AIM: Print the whole listing exactly.

::: MATERIAL TO PROCESS

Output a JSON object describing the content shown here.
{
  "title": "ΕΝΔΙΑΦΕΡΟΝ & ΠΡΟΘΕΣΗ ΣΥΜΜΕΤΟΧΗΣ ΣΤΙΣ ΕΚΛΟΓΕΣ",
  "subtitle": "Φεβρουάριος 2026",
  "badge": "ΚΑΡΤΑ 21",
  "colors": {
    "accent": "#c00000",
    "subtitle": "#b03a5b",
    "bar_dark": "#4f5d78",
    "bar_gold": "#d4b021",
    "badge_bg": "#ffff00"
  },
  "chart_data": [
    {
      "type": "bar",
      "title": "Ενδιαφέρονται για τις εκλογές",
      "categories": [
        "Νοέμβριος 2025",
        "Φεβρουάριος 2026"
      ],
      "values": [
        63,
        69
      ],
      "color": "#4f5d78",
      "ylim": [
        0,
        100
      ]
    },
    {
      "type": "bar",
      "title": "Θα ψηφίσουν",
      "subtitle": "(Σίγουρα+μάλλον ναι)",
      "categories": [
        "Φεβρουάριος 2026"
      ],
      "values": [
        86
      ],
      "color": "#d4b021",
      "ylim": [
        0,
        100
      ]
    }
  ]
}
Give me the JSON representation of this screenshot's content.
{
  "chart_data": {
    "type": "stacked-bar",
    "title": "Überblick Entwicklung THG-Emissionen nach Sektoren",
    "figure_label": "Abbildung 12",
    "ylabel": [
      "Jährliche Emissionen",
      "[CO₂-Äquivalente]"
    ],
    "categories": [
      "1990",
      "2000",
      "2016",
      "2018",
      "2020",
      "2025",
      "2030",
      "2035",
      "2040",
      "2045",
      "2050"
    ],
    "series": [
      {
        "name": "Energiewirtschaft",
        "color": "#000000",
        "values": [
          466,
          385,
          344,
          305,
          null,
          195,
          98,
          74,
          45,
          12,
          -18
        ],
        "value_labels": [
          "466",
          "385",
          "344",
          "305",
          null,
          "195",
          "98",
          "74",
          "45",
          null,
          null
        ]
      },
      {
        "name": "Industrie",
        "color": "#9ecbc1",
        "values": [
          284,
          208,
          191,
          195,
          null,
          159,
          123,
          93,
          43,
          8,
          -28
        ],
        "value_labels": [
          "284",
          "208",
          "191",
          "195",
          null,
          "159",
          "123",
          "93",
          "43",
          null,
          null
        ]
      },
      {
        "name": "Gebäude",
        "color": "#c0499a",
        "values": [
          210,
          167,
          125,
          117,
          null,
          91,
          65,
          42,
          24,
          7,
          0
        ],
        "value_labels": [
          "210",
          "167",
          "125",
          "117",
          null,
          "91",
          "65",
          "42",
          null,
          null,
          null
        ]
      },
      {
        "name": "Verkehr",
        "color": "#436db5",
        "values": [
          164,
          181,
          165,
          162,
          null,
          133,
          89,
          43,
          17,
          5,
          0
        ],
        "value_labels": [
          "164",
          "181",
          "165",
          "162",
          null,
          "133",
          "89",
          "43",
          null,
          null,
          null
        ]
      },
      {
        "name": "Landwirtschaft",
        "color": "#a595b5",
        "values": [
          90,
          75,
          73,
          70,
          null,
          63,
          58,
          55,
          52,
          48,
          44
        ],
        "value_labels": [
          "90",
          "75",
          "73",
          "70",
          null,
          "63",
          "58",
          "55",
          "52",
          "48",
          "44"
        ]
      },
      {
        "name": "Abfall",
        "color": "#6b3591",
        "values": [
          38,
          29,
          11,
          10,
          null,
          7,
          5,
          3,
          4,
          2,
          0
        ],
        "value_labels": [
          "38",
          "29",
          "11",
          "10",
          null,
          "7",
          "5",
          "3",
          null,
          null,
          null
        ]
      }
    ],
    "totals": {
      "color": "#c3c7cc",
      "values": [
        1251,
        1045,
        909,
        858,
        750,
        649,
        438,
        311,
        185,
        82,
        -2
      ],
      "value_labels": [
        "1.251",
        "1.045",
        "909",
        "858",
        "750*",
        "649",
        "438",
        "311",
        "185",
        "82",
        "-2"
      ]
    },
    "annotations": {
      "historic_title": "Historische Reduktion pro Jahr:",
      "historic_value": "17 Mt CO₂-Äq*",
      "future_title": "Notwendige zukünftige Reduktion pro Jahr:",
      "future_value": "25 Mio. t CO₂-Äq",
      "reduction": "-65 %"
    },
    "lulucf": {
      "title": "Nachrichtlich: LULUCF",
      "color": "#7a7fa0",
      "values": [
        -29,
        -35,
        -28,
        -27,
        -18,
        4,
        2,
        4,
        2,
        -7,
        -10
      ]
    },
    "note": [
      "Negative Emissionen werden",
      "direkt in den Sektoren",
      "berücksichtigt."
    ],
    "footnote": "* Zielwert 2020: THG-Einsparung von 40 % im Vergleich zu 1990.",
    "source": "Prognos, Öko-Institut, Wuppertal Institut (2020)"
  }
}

::::::

SOLUTION BELOW:
Output a JSON object describing the content shown here.
{
  "title": "ΕΝΔΙΑΦΕΡΟΝ & ΠΡΟΘΕΣΗ ΣΥΜΜΕΤΟΧΗΣ ΣΤΙΣ ΕΚΛΟΓΕΣ",
  "subtitle": "Φεβρουάριος 2026",
  "badge": "ΚΑΡΤΑ 21",
  "colors": {
    "accent": "#c00000",
    "subtitle": "#b03a5b",
    "bar_dark": "#4f5d78",
    "bar_gold": "#d4b021",
    "badge_bg": "#ffff00"
  },
  "chart_data": [
    {
      "type": "bar",
      "title": "Ενδιαφέρονται για τις εκλογές",
      "categories": [
        "Νοέμβριος 2025",
        "Φεβρουάριος 2026"
      ],
      "values": [
        63,
        69
      ],
      "color": "#4f5d78",
      "ylim": [
        0,
        100
      ]
    },
    {
      "type": "bar",
      "title": "Θα ψηφίσουν",
      "subtitle": "(Σίγουρα+μάλλον ναι)",
      "categories": [
        "Φεβρουάριος 2026"
      ],
      "values": [
        86
      ],
      "color": "#d4b021",
      "ylim": [
        0,
        100
      ]
    }
  ]
}
Give me the JSON representation of this screenshot's content.
{
  "chart_data": {
    "type": "stacked-bar",
    "title": "Überblick Entwicklung THG-Emissionen nach Sektoren",
    "figure_label": "Abbildung 12",
    "ylabel": [
      "Jährliche Emissionen",
      "[CO₂-Äquivalente]"
    ],
    "categories": [
      "1990",
      "2000",
      "2016",
      "2018",
      "2020",
      "2025",
      "2030",
      "2035",
      "2040",
      "2045",
      "2050"
    ],
    "series": [
      {
        "name": "Energiewirtschaft",
        "color": "#000000",
        "values": [
          466,
          385,
          344,
          305,
          null,
          195,
          98,
          74,
          45,
          12,
          -18
        ],
        "value_labels": [
          "466",
          "385",
          "344",
          "305",
          null,
          "195",
          "98",
          "74",
          "45",
          null,
          null
        ]
      },
      {
        "name": "Industrie",
        "color": "#9ecbc1",
        "values": [
          284,
          208,
          191,
          195,
          null,
          159,
          123,
          93,
          43,
          8,
          -28
        ],
        "value_labels": [
          "284",
          "208",
          "191",
          "195",
          null,
          "159",
          "123",
          "93",
          "43",
          null,
          null
        ]
      },
      {
        "name": "Gebäude",
        "color": "#c0499a",
        "values": [
          210,
          167,
          125,
          117,
          null,
          91,
          65,
          42,
          24,
          7,
          0
        ],
        "value_labels": [
          "210",
          "167",
          "125",
          "117",
          null,
          "91",
          "65",
          "42",
          null,
          null,
          null
        ]
      },
      {
        "name": "Verkehr",
        "color": "#436db5",
        "values": [
          164,
          181,
          165,
          162,
          null,
          133,
          89,
          43,
          17,
          5,
          0
        ],
        "value_labels": [
          "164",
          "181",
          "165",
          "162",
          null,
          "133",
          "89",
          "43",
          null,
          null,
          null
        ]
      },
      {
        "name": "Landwirtschaft",
        "color": "#a595b5",
        "values": [
          90,
          75,
          73,
          70,
          null,
          63,
          58,
          55,
          52,
          48,
          44
        ],
        "value_labels": [
          "90",
          "75",
          "73",
          "70",
          null,
          "63",
          "58",
          "55",
          "52",
          "48",
          "44"
        ]
      },
      {
        "name": "Abfall",
        "color": "#6b3591",
        "values": [
          38,
          29,
          11,
          10,
          null,
          7,
          5,
          3,
          4,
          2,
          0
        ],
        "value_labels": [
          "38",
          "29",
          "11",
          "10",
          null,
          "7",
          "5",
          "3",
          null,
          null,
          null
        ]
      }
    ],
    "totals": {
      "color": "#c3c7cc",
      "values": [
        1251,
        1045,
        909,
        858,
        750,
        649,
        438,
        311,
        185,
        82,
        -2
      ],
      "value_labels": [
        "1.251",
        "1.045",
        "909",
        "858",
        "750*",
        "649",
        "438",
        "311",
        "185",
        "82",
        "-2"
      ]
    },
    "annotations": {
      "historic_title": "Historische Reduktion pro Jahr:",
      "historic_value": "17 Mt CO₂-Äq*",
      "future_title": "Notwendige zukünftige Reduktion pro Jahr:",
      "future_value": "25 Mio. t CO₂-Äq",
      "reduction": "-65 %"
    },
    "lulucf": {
      "title": "Nachrichtlich: LULUCF",
      "color": "#7a7fa0",
      "values": [
        -29,
        -35,
        -28,
        -27,
        -18,
        4,
        2,
        4,
        2,
        -7,
        -10
      ]
    },
    "note": [
      "Negative Emissionen werden",
      "direkt in den Sektoren",
      "berücksichtigt."
    ],
    "footnote": "* Zielwert 2020: THG-Einsparung von 40 % im Vergleich zu 1990.",
    "source": "Prognos, Öko-Institut, Wuppertal Institut (2020)"
  }
}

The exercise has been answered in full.